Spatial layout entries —
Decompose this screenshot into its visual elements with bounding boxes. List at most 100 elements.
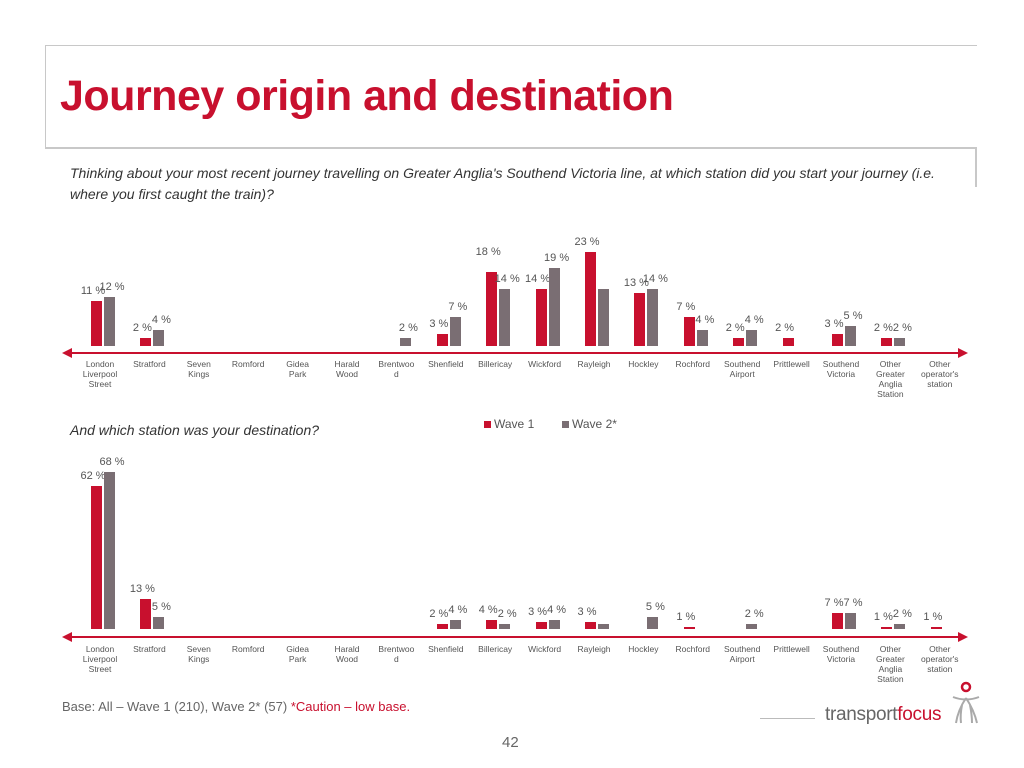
data-label: 14 %	[642, 272, 668, 285]
data-label: 4 %	[547, 603, 567, 616]
bar-wave2	[499, 624, 511, 629]
axis-tick-label: Shenfield	[428, 359, 464, 369]
axis-tick-label: Wickford	[528, 644, 562, 654]
logo-line	[760, 718, 815, 719]
axis-tick-label: Harald Wood	[334, 644, 360, 664]
bar-wave1	[486, 272, 498, 346]
bar-wave2	[153, 617, 165, 629]
axis-tick-label: Southend Victoria	[822, 644, 860, 664]
page-number: 42	[502, 734, 519, 751]
data-label: 2 %	[873, 321, 893, 334]
bar-wave1	[733, 337, 745, 346]
axis-tick-label: Brentwoo d	[378, 644, 415, 664]
axis-tick-label: London Liverpool Street	[82, 359, 118, 389]
question-origin: Thinking about your most recent journey …	[70, 165, 935, 202]
base-text: Base: All – Wave 1 (210), Wave 2* (57)	[62, 699, 291, 714]
axis-tick-label: Hockley	[628, 359, 659, 369]
data-label: 13 %	[129, 582, 155, 595]
axis-arrow-right	[958, 632, 968, 642]
data-label: 3 %	[429, 317, 449, 330]
axis-tick-label: Rayleigh	[577, 359, 611, 369]
bar-wave1	[832, 612, 843, 629]
axis-tick-label: Brentwoo d	[378, 359, 415, 379]
data-label: 7 %	[824, 596, 844, 609]
bar-wave2	[598, 624, 609, 629]
frame-line	[45, 45, 977, 46]
axis-tick-label: Seven Kings	[186, 359, 211, 379]
data-label: 11 %	[80, 284, 106, 297]
axis-tick-label: Other operator's station	[921, 359, 959, 389]
legend-swatch	[484, 420, 491, 428]
frame-line	[45, 45, 46, 148]
bar-wave2	[696, 329, 708, 346]
bar-wave2	[104, 471, 115, 629]
data-label: 1 %	[676, 610, 696, 623]
bar-wave2	[449, 619, 461, 629]
legend-swatch	[562, 420, 569, 428]
data-label: 4 %	[478, 603, 498, 616]
bar-wave1	[486, 619, 498, 629]
axis-arrow-right	[958, 348, 968, 358]
bar-wave1	[634, 292, 646, 346]
bar-wave1	[683, 317, 695, 346]
bar-wave1	[585, 622, 596, 629]
bar-wave2	[845, 325, 856, 346]
data-label: 4 %	[695, 313, 715, 326]
bar-wave2	[400, 337, 412, 346]
axis-tick-label: Gidea Park	[286, 644, 309, 664]
data-label: 2 %	[892, 321, 912, 334]
bar-wave1	[140, 337, 152, 346]
data-label: 5 %	[645, 601, 665, 614]
logo-figure-icon	[952, 681, 980, 724]
axis-tick-label: London Liverpool Street	[82, 644, 118, 674]
axis-tick-label: Stratford	[133, 644, 166, 654]
data-label: 12 %	[99, 280, 125, 293]
axis-tick-label: Billericay	[478, 359, 513, 369]
page-title: Journey origin and destination	[60, 72, 674, 120]
base-note: Base: All – Wave 1 (210), Wave 2* (57) *…	[62, 699, 410, 714]
bar-wave1	[535, 288, 547, 346]
data-label: 18 %	[475, 246, 501, 259]
axis-tick-label: Other Greater Anglia Station	[875, 359, 905, 399]
legend-label: Wave 1	[494, 417, 535, 431]
bar-wave2	[647, 617, 659, 629]
data-label: 1 %	[873, 610, 893, 623]
bar-wave2	[598, 288, 609, 346]
legend-wave1: Wave 1	[484, 417, 534, 431]
bar-wave2	[548, 619, 560, 629]
axis-tick-label: Southend Airport	[723, 644, 761, 664]
legend-wave2: Wave 2*	[562, 417, 617, 431]
data-label: 2 %	[398, 321, 418, 334]
bar-wave2	[104, 296, 115, 346]
axis-tick-label: Harald Wood	[334, 359, 360, 379]
bar-wave2	[499, 288, 511, 346]
data-label: 13 %	[623, 276, 649, 289]
data-label: 23 %	[574, 235, 600, 248]
bar-wave1	[91, 485, 102, 629]
axis-tick-label: Gidea Park	[286, 359, 309, 379]
transportfocus-logo: transportfocus	[825, 704, 942, 726]
data-label: 4 %	[448, 603, 468, 616]
bar-wave2	[894, 337, 906, 346]
legend-label: Wave 2*	[572, 417, 617, 431]
bar-wave1	[782, 337, 794, 346]
axis-tick-label: Other operator's station	[921, 644, 959, 674]
axis-tick-label: Hockley	[628, 644, 659, 654]
data-label: 14 %	[494, 272, 520, 285]
data-label: 68 %	[99, 455, 125, 468]
bar-wave1	[881, 337, 893, 346]
data-label: 5 %	[843, 309, 863, 322]
axis-tick-label: Stratford	[133, 359, 166, 369]
axis-arrow-left	[62, 348, 72, 358]
bar-wave2	[746, 624, 758, 629]
axis-tick-label: Rayleigh	[577, 644, 611, 654]
x-axis-line	[70, 352, 960, 354]
data-label: 1 %	[923, 610, 943, 623]
bar-wave2	[548, 268, 560, 346]
bar-wave2	[845, 612, 856, 629]
data-label: 2 %	[725, 321, 745, 334]
axis-tick-label: Southend Airport	[723, 359, 761, 379]
axis-tick-label: Prittlewell	[773, 359, 810, 369]
data-label: 2 %	[775, 321, 795, 334]
data-label: 2 %	[429, 608, 449, 621]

Goal of the exercise — Change every "bar-wave1" in the rows above to "bar-first-wave", and reproduce all of the rows with nothing else altered. Leave the pictures out.

Exercise response —
Decompose this screenshot into its visual elements with bounding boxes. List at most 100 elements.
data-label: 14 %	[642, 272, 668, 285]
data-label: 4 %	[547, 603, 567, 616]
bar-wave2	[499, 624, 511, 629]
axis-tick-label: Shenfield	[428, 359, 464, 369]
axis-tick-label: Wickford	[528, 644, 562, 654]
logo-line	[760, 718, 815, 719]
axis-tick-label: Harald Wood	[334, 644, 360, 664]
bar-first-wave	[486, 272, 498, 346]
bar-wave2	[153, 617, 165, 629]
axis-tick-label: Southend Victoria	[822, 644, 860, 664]
page-number: 42	[502, 734, 519, 751]
data-label: 2 %	[873, 321, 893, 334]
bar-first-wave	[733, 337, 745, 346]
axis-tick-label: Brentwoo d	[378, 644, 415, 664]
axis-tick-label: London Liverpool Street	[82, 359, 118, 389]
question-origin: Thinking about your most recent journey …	[70, 165, 935, 202]
base-text: Base: All – Wave 1 (210), Wave 2* (57)	[62, 699, 291, 714]
axis-tick-label: Hockley	[628, 359, 659, 369]
data-label: 13 %	[129, 582, 155, 595]
axis-arrow-right	[958, 632, 968, 642]
data-label: 3 %	[429, 317, 449, 330]
axis-tick-label: Rayleigh	[577, 359, 611, 369]
bar-first-wave	[832, 612, 843, 629]
axis-tick-label: Brentwoo d	[378, 359, 415, 379]
data-label: 7 %	[824, 596, 844, 609]
bar-wave2	[598, 624, 609, 629]
frame-line	[45, 45, 977, 46]
axis-tick-label: Seven Kings	[186, 359, 211, 379]
data-label: 11 %	[80, 284, 106, 297]
axis-tick-label: Other operator's station	[921, 359, 959, 389]
legend-swatch	[484, 420, 491, 428]
frame-line	[45, 45, 46, 148]
bar-wave2	[696, 329, 708, 346]
bar-wave2	[104, 471, 115, 629]
data-label: 1 %	[676, 610, 696, 623]
bar-wave2	[449, 619, 461, 629]
legend-swatch	[562, 420, 569, 428]
data-label: 4 %	[478, 603, 498, 616]
bar-first-wave	[486, 619, 498, 629]
axis-arrow-right	[958, 348, 968, 358]
bar-first-wave	[634, 292, 646, 346]
bar-first-wave	[683, 317, 695, 346]
bar-first-wave	[585, 622, 596, 629]
bar-wave2	[845, 325, 856, 346]
data-label: 4 %	[695, 313, 715, 326]
bar-wave2	[400, 337, 412, 346]
axis-tick-label: Gidea Park	[286, 644, 309, 664]
data-label: 2 %	[892, 321, 912, 334]
bar-first-wave	[140, 337, 152, 346]
data-label: 5 %	[645, 601, 665, 614]
logo-figure-icon	[952, 681, 980, 724]
axis-tick-label: London Liverpool Street	[82, 644, 118, 674]
axis-tick-label: Stratford	[133, 644, 166, 654]
data-label: 12 %	[99, 280, 125, 293]
axis-tick-label: Billericay	[478, 359, 513, 369]
page-title: Journey origin and destination	[60, 72, 674, 120]
base-note: Base: All – Wave 1 (210), Wave 2* (57) *…	[62, 699, 410, 714]
bar-first-wave	[535, 288, 547, 346]
data-label: 18 %	[475, 246, 501, 259]
axis-tick-label: Other Greater Anglia Station	[875, 359, 905, 399]
legend-label: Wave 1	[494, 417, 535, 431]
bar-wave2	[647, 617, 659, 629]
data-label: 1 %	[873, 610, 893, 623]
bar-wave2	[598, 288, 609, 346]
legend-wave1: Wave 1	[484, 417, 534, 431]
bar-wave2	[548, 619, 560, 629]
axis-tick-label: Southend Airport	[723, 644, 761, 664]
legend-wave2: Wave 2*	[562, 417, 617, 431]
data-label: 2 %	[398, 321, 418, 334]
bar-wave2	[104, 296, 115, 346]
axis-tick-label: Harald Wood	[334, 359, 360, 379]
bar-wave2	[499, 288, 511, 346]
data-label: 13 %	[623, 276, 649, 289]
data-label: 23 %	[574, 235, 600, 248]
bar-first-wave	[91, 485, 102, 629]
axis-tick-label: Gidea Park	[286, 359, 309, 379]
transportfocus-logo: transportfocus	[825, 704, 942, 726]
data-label: 4 %	[448, 603, 468, 616]
bar-wave2	[894, 337, 906, 346]
legend-label: Wave 2*	[572, 417, 617, 431]
bar-first-wave	[782, 337, 794, 346]
axis-tick-label: Other operator's station	[921, 644, 959, 674]
axis-tick-label: Hockley	[628, 644, 659, 654]
data-label: 14 %	[494, 272, 520, 285]
data-label: 68 %	[99, 455, 125, 468]
bar-first-wave	[881, 337, 893, 346]
data-label: 5 %	[843, 309, 863, 322]
axis-tick-label: Stratford	[133, 359, 166, 369]
axis-arrow-left	[62, 348, 72, 358]
bar-wave2	[746, 624, 758, 629]
axis-tick-label: Rayleigh	[577, 644, 611, 654]
x-axis-line	[70, 352, 960, 354]
data-label: 1 %	[923, 610, 943, 623]
bar-wave2	[548, 268, 560, 346]
bar-wave2	[845, 612, 856, 629]
data-label: 2 %	[725, 321, 745, 334]
axis-tick-label: Southend Airport	[723, 359, 761, 379]
axis-tick-label: Prittlewell	[773, 359, 810, 369]
data-label: 2 %	[775, 321, 795, 334]
data-label: 2 %	[429, 608, 449, 621]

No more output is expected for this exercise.